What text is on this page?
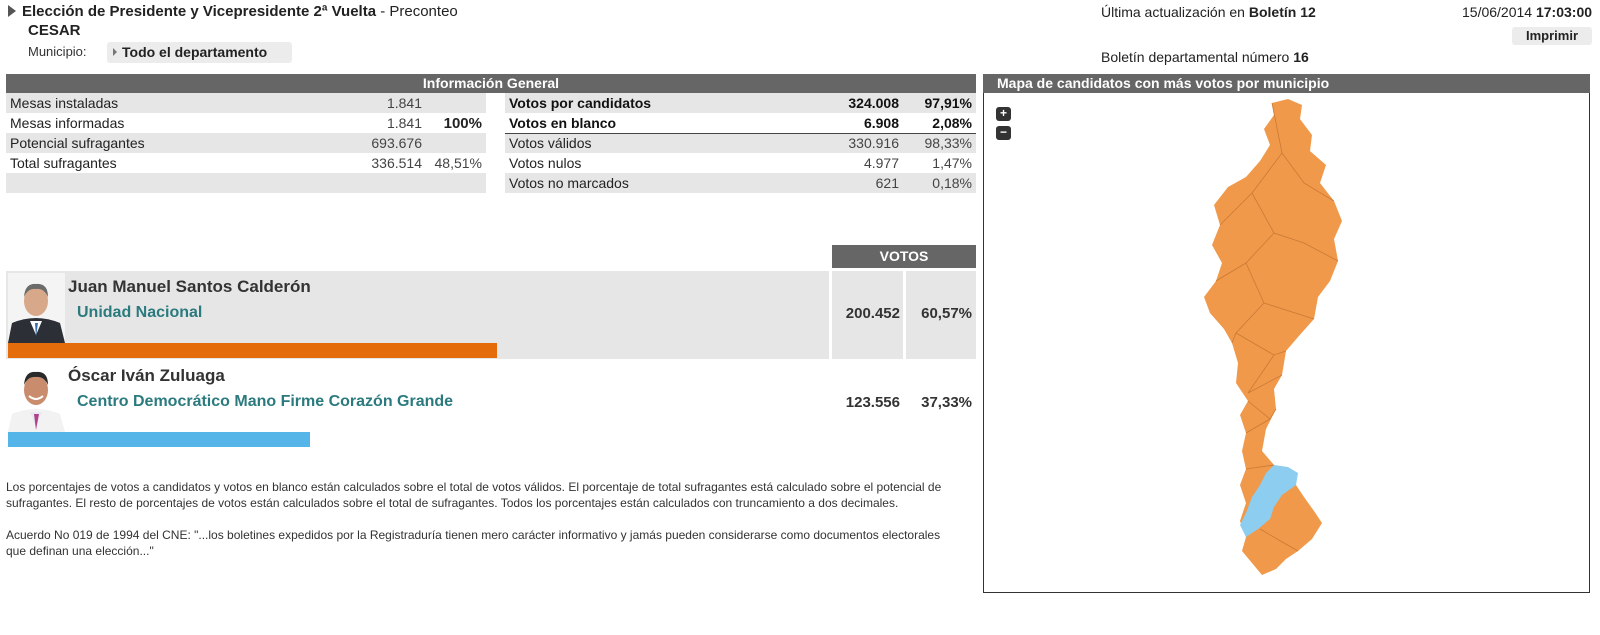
Elección de Presidente y Vicepresidente 2ª Vuelta - Preconteo
CESAR
Municipio:	Todo el departamento
Última actualización en Boletín 12	15/06/2014 17:03:00
Imprimir
Boletín departamental número 16
Información General
Mesas instaladas	1.841	
Mesas informadas	1.841	100%
Potencial sufragantes	693.676	
Total sufragantes	336.514	48,51%

Votos por candidatos	324.008	97,91%
Votos en blanco	6.908	2,08%
Votos válidos	330.916	98,33%
Votos nulos	4.977	1,47%
Votos no marcados	621	0,18%
VOTOS
Juan Manuel Santos Calderón
Unidad Nacional	200.452	60,57%
Óscar Iván Zuluaga
Centro Democrático Mano Firme Corazón Grande	123.556	37,33%

Los porcentajes de votos a candidatos y votos en blanco están calculados sobre el total de votos válidos. El porcentaje de total sufragantes está calculado sobre el potencial de sufragantes. El resto de porcentajes de votos están calculados sobre el total de sufragantes. Todos los porcentajes están calculados con truncamiento a dos decimales.

Acuerdo No 019 de 1994 del CNE: "...los boletines expedidos por la Registraduría tienen mero carácter informativo y jamás pueden considerarse como documentos electorales que definan una elección..."

Mapa de candidatos con más votos por municipio
+
−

################

- THE PROBLEM
Track down every line with the word "Mesas" and copy it.

- RIGHT ANSWER
Mesas instaladas	1.841	
Mesas informadas	1.841	100%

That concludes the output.